■ WHAT IS ASKED ■
State how many lines in the entries below contain "JSON". Write nothing but the number.

■ DATASET EXTRACT ■

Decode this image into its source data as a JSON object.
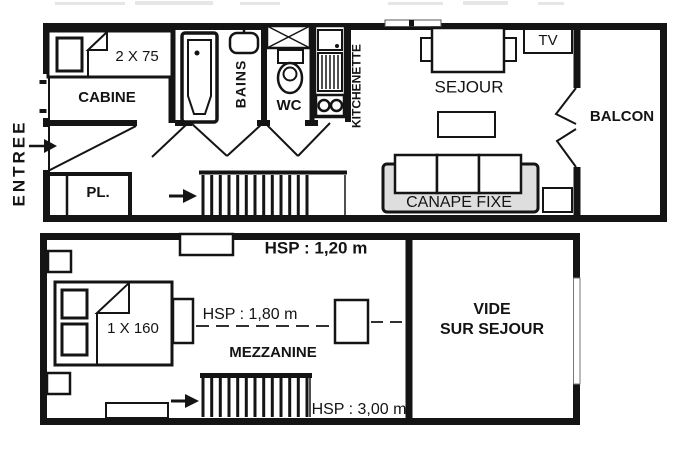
{
  "colors": {
    "ink": "#141414",
    "paper": "#ffffff",
    "sofa_fill": "#dedede"
  },
  "level1": {
    "entree_label": "ENTREE",
    "cabine_label": "CABINE",
    "cabine_bed_label": "2 X 75",
    "placard_label": "PL.",
    "bains_label": "BAINS",
    "wc_label": "WC",
    "kitchenette_label": "KITCHENETTE",
    "sejour_label": "SEJOUR",
    "tv_label": "TV",
    "sofa_label": "CANAPE FIXE",
    "balcon_label": "BALCON"
  },
  "level2": {
    "hsp_low": "HSP : 1,20 m",
    "bed_label": "1 X 160",
    "hsp_mid": "HSP : 1,80 m",
    "mezzanine_label": "MEZZANINE",
    "vide_line1": "VIDE",
    "vide_line2": "SUR SEJOUR",
    "hsp_high": "HSP : 3,00 m"
  },
  "symbols": {
    "entry_arrow": "right-arrow",
    "stairs_up_arrow": "right-arrow",
    "stairs_down_arrow": "right-arrow"
  }
}
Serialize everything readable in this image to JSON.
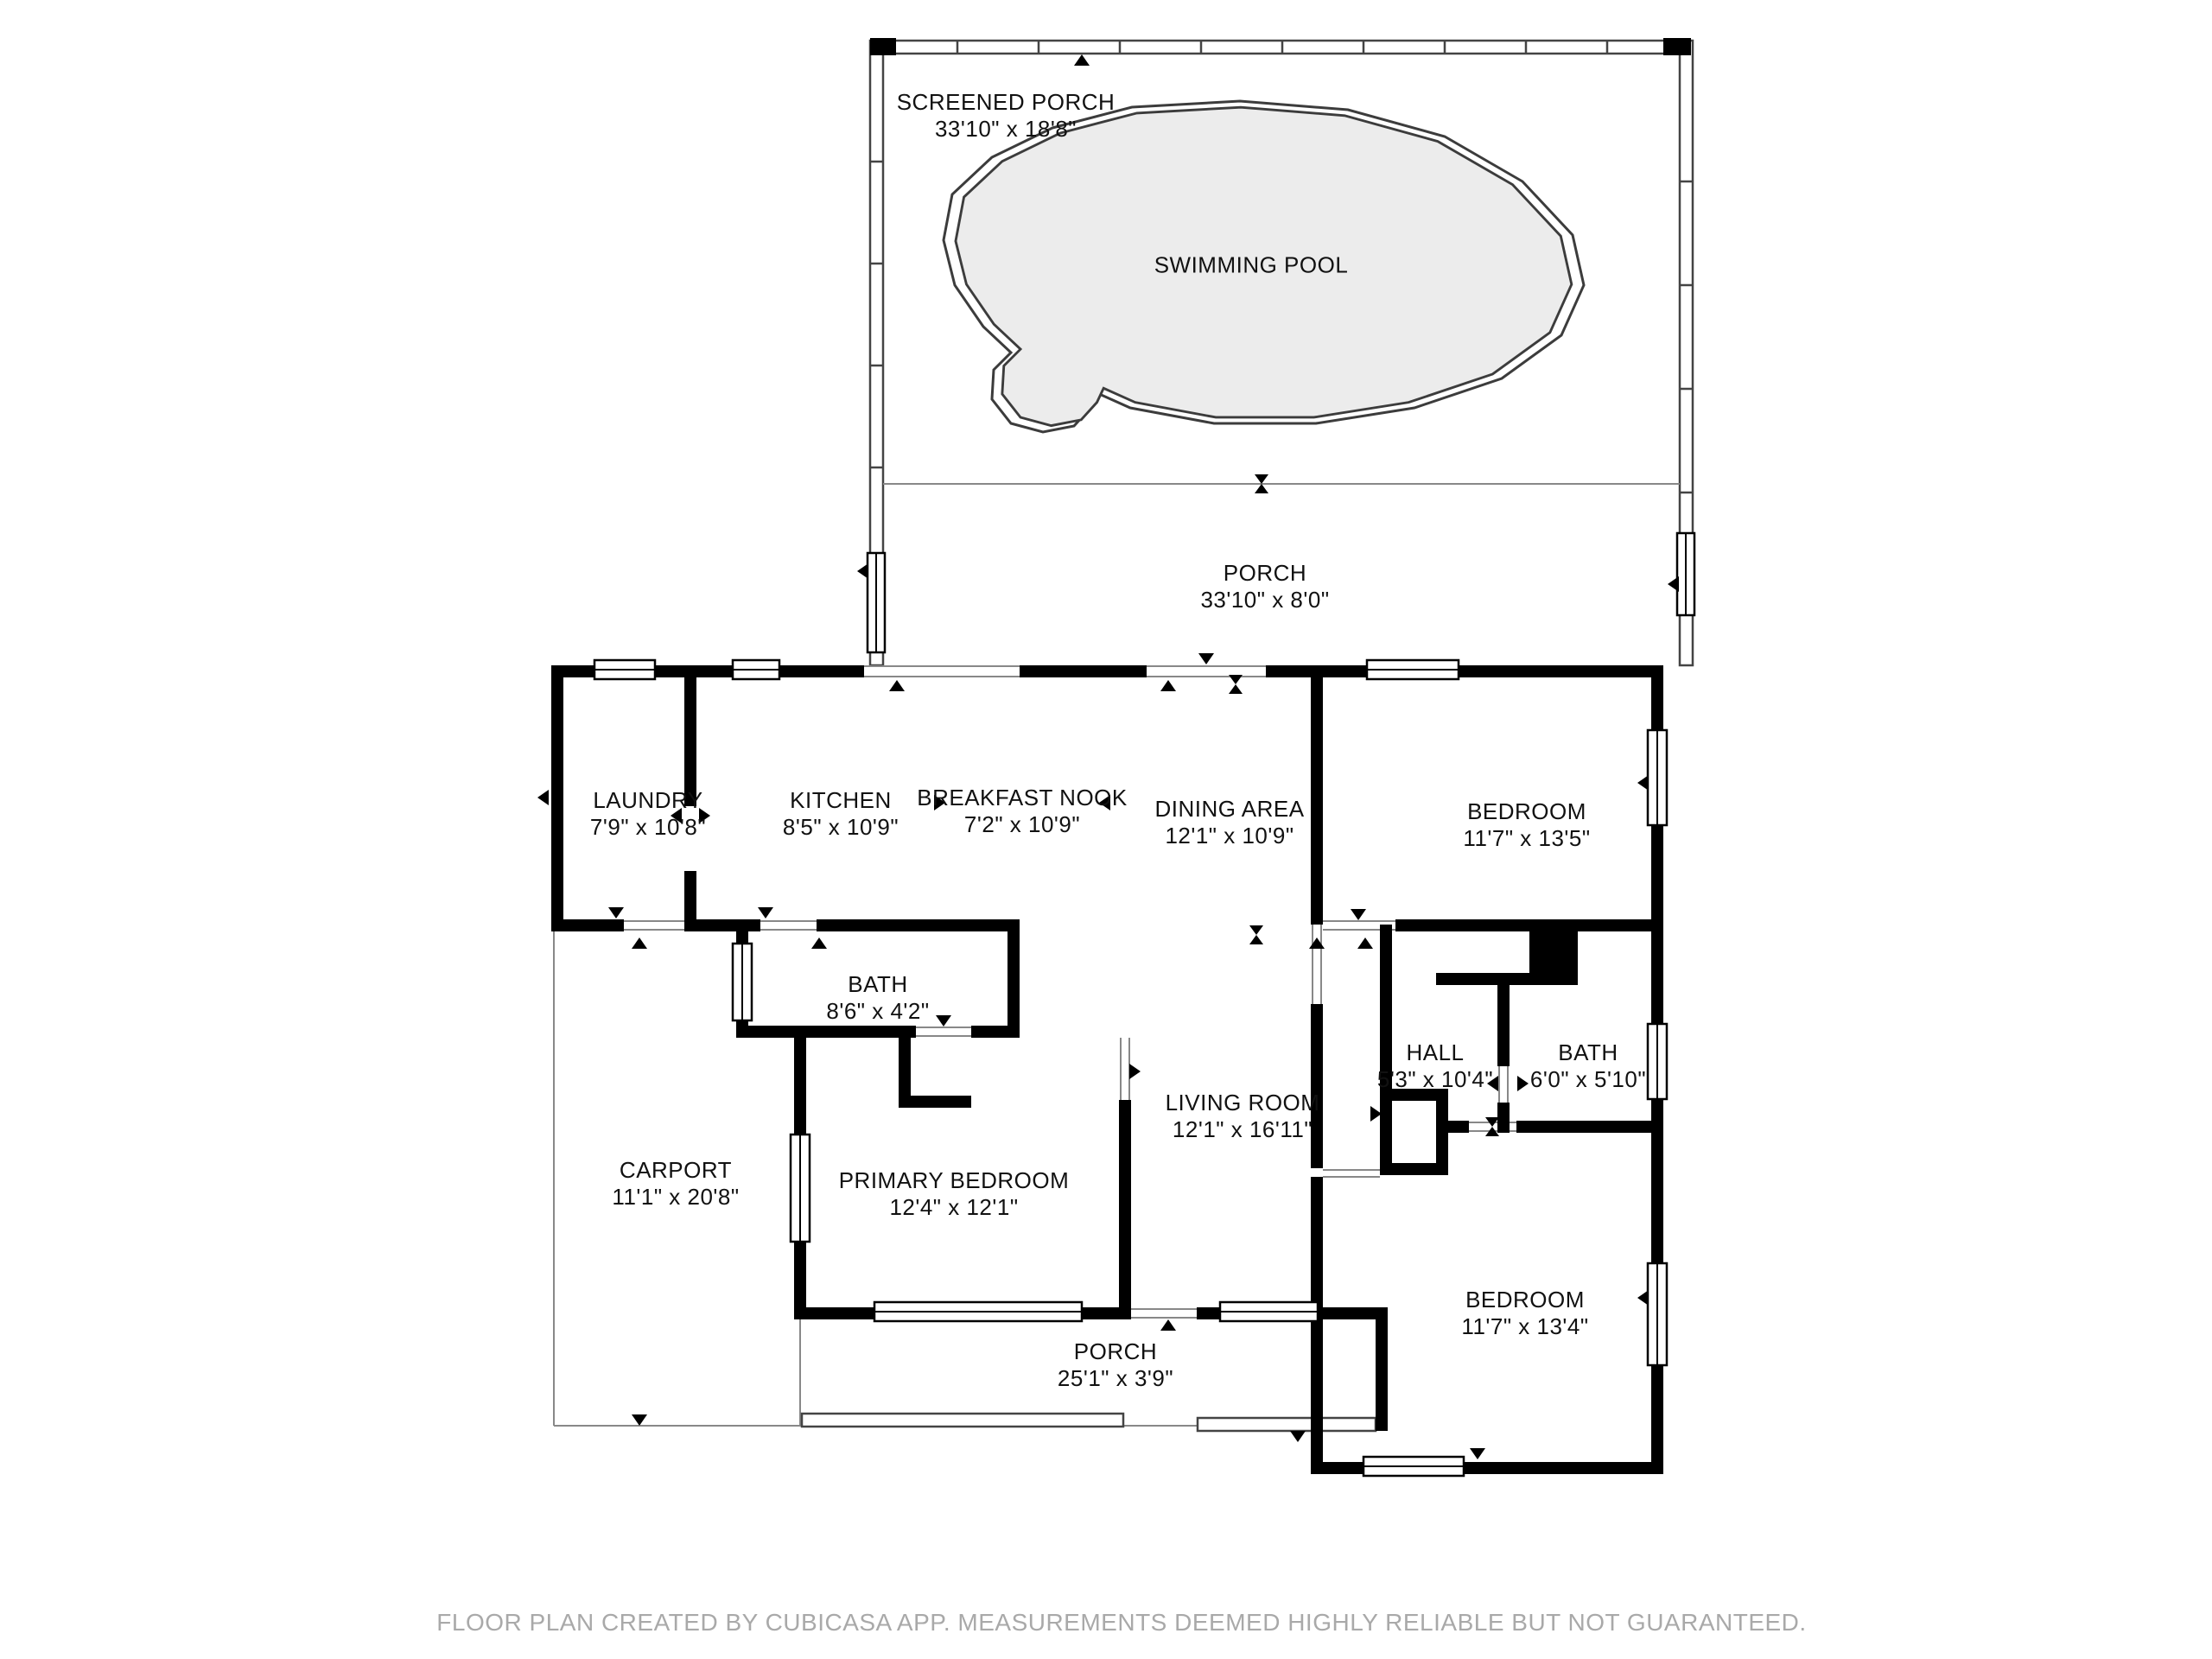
{
  "title": "Floor plan",
  "colors": {
    "wall": "#000000",
    "pool_fill": "#ececec",
    "pool_outline": "#3c3c3c",
    "thin_line": "#888888",
    "label_text": "#111111",
    "footer_text": "#a9a9a9",
    "background": "#ffffff"
  },
  "rooms": {
    "screened_porch": {
      "name": "SCREENED PORCH",
      "dims": "33'10\" x 18'8\""
    },
    "swimming_pool": {
      "name": "SWIMMING POOL"
    },
    "porch_top": {
      "name": "PORCH",
      "dims": "33'10\" x 8'0\""
    },
    "laundry": {
      "name": "LAUNDRY",
      "dims": "7'9\" x 10'8\""
    },
    "kitchen": {
      "name": "KITCHEN",
      "dims": "8'5\" x 10'9\""
    },
    "breakfast_nook": {
      "name": "BREAKFAST NOOK",
      "dims": "7'2\" x 10'9\""
    },
    "dining_area": {
      "name": "DINING AREA",
      "dims": "12'1\" x 10'9\""
    },
    "bedroom_ne": {
      "name": "BEDROOM",
      "dims": "11'7\" x 13'5\""
    },
    "bath_left": {
      "name": "BATH",
      "dims": "8'6\" x 4'2\""
    },
    "hall": {
      "name": "HALL",
      "dims": "5'3\" x 10'4\""
    },
    "bath_right": {
      "name": "BATH",
      "dims": "6'0\" x 5'10\""
    },
    "living_room": {
      "name": "LIVING ROOM",
      "dims": "12'1\" x 16'11\""
    },
    "carport": {
      "name": "CARPORT",
      "dims": "11'1\" x 20'8\""
    },
    "primary_bedroom": {
      "name": "PRIMARY BEDROOM",
      "dims": "12'4\" x 12'1\""
    },
    "porch_bottom": {
      "name": "PORCH",
      "dims": "25'1\" x 3'9\""
    },
    "bedroom_se": {
      "name": "BEDROOM",
      "dims": "11'7\" x 13'4\""
    }
  },
  "footer": {
    "text": "FLOOR PLAN CREATED BY CUBICASA APP. MEASUREMENTS DEEMED HIGHLY RELIABLE BUT NOT GUARANTEED."
  }
}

■ RESPONSE TO THE EXERCISE ■
2